THE PROBLEM:
Repeat the part of the listing that opens with the first line and closes with the line containing "y2-tick-label: 1.5 [2014, 292, 2048, 323]", without changing anything.

Annotated region listings
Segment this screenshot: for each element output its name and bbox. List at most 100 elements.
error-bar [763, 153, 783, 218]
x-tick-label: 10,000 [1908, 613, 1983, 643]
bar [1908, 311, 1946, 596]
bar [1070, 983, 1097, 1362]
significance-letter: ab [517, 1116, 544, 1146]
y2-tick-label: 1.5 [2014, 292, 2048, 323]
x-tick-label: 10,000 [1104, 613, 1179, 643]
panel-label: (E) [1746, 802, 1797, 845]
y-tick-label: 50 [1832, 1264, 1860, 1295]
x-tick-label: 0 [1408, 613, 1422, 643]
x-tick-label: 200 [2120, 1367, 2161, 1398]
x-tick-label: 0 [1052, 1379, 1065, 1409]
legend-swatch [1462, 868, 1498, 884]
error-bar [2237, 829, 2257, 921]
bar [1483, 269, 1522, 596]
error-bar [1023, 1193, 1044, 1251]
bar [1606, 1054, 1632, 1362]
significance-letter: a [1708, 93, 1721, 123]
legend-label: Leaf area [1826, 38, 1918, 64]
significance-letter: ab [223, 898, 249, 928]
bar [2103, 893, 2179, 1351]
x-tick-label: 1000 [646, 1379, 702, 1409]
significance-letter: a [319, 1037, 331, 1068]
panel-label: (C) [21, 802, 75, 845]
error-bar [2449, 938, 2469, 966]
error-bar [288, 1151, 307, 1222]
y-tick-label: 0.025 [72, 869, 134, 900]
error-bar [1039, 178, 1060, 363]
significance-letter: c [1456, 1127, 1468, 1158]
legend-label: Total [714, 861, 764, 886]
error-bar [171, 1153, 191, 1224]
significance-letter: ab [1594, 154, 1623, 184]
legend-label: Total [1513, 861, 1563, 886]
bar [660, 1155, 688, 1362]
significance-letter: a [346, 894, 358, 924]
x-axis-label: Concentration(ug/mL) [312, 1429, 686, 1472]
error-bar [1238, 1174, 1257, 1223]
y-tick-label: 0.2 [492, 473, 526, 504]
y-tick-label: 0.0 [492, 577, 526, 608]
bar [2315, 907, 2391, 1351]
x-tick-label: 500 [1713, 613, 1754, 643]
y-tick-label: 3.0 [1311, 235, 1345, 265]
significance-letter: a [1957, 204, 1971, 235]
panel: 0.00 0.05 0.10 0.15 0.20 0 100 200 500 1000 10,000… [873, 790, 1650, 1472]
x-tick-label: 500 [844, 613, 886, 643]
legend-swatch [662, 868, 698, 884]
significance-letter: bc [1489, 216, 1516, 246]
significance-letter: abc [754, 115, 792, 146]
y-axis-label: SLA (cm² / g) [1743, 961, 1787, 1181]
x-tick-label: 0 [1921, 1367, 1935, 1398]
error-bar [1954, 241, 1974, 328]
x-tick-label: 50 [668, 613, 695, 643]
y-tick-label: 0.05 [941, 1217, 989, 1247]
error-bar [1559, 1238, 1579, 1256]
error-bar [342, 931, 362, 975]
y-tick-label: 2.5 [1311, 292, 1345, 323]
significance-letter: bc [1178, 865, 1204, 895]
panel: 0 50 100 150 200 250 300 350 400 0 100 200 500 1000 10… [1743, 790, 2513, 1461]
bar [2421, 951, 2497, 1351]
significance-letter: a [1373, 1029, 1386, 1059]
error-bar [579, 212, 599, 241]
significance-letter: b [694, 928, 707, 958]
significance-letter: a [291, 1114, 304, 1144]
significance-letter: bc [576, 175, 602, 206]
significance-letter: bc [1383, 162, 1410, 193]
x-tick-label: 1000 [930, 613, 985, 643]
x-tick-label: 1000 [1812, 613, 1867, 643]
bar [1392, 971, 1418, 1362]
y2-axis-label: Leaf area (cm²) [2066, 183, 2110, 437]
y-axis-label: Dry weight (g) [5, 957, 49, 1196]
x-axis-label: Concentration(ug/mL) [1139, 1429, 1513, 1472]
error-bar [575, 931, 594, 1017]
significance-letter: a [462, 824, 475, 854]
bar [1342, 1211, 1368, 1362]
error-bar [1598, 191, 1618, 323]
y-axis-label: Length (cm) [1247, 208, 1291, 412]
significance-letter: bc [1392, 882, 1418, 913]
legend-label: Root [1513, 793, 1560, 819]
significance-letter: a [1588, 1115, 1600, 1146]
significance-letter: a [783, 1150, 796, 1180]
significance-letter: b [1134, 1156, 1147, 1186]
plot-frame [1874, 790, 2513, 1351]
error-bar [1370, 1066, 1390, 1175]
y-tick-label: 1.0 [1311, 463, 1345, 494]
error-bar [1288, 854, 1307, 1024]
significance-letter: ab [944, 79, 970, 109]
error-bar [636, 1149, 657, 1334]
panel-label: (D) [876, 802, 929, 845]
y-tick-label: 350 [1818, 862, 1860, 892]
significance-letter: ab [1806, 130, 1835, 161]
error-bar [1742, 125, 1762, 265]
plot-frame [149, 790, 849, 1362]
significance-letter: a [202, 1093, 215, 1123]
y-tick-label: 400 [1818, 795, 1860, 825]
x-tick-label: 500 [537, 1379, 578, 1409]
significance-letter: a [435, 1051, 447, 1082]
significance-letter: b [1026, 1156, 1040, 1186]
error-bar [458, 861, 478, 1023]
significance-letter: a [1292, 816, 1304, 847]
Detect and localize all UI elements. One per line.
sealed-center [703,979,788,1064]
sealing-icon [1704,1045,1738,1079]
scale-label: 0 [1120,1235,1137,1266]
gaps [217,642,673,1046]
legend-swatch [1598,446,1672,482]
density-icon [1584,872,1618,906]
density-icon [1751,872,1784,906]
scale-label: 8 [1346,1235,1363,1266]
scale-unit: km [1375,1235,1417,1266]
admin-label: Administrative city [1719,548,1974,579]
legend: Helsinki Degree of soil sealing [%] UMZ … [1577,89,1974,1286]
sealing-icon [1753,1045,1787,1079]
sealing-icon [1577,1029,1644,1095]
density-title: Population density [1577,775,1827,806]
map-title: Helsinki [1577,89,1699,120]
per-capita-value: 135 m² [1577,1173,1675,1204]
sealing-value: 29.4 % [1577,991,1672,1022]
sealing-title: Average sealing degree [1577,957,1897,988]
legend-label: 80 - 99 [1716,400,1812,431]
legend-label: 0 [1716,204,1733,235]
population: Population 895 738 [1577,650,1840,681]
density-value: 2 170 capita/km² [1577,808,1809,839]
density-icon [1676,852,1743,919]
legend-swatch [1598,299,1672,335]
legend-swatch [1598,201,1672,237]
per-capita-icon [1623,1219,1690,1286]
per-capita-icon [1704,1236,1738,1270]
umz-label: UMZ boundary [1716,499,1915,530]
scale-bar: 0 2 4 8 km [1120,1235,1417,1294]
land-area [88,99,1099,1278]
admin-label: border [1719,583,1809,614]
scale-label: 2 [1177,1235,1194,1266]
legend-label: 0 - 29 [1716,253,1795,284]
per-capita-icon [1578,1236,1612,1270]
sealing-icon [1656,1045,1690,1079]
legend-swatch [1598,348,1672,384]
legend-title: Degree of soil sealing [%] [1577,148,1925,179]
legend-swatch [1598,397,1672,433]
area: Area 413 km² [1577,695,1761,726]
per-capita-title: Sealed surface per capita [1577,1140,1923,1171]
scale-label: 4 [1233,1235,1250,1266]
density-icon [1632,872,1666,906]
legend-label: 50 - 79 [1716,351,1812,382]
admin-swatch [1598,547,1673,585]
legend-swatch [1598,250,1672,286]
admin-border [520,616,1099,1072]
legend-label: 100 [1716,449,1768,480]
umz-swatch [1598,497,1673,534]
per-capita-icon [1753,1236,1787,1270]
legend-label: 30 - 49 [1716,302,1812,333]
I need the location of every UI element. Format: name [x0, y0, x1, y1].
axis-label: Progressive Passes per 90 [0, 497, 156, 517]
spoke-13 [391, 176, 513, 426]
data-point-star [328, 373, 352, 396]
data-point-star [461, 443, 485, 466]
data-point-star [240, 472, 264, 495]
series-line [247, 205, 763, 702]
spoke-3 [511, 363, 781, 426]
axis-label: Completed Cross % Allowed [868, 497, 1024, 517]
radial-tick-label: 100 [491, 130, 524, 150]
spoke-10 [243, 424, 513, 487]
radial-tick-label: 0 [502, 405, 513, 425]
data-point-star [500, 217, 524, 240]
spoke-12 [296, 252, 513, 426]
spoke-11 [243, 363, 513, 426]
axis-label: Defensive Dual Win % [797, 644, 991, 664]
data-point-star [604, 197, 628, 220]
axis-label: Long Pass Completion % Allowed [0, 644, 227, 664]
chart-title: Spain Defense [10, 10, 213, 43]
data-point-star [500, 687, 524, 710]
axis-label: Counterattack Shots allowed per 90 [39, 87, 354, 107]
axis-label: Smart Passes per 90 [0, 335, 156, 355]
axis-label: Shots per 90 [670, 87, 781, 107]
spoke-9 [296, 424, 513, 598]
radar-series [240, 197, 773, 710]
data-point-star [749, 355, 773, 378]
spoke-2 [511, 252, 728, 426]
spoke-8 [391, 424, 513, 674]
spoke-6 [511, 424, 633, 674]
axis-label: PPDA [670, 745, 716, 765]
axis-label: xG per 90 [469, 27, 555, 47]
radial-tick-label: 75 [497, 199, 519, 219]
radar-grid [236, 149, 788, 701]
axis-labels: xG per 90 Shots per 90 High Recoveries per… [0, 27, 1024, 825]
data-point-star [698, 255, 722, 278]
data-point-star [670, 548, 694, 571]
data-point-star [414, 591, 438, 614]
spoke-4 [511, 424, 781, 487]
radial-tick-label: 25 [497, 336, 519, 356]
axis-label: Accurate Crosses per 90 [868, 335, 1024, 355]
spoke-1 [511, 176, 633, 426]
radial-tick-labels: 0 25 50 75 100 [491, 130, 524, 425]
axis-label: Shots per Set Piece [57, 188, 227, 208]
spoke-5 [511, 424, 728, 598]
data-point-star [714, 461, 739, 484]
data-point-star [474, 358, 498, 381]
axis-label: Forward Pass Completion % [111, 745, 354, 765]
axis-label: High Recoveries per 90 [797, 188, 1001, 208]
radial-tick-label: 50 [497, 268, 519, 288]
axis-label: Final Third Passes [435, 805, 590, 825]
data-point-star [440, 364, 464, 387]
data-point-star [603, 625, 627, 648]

THE OUTPUT:
Segment this screenshot: for each element output its name and bbox. List at most 100 elements.
error-bar [763, 153, 783, 218]
x-tick-label: 10,000 [1908, 613, 1983, 643]
bar [1908, 311, 1946, 596]
bar [1070, 983, 1097, 1362]
significance-letter: ab [517, 1116, 544, 1146]
y2-tick-label: 1.5 [2014, 292, 2048, 323]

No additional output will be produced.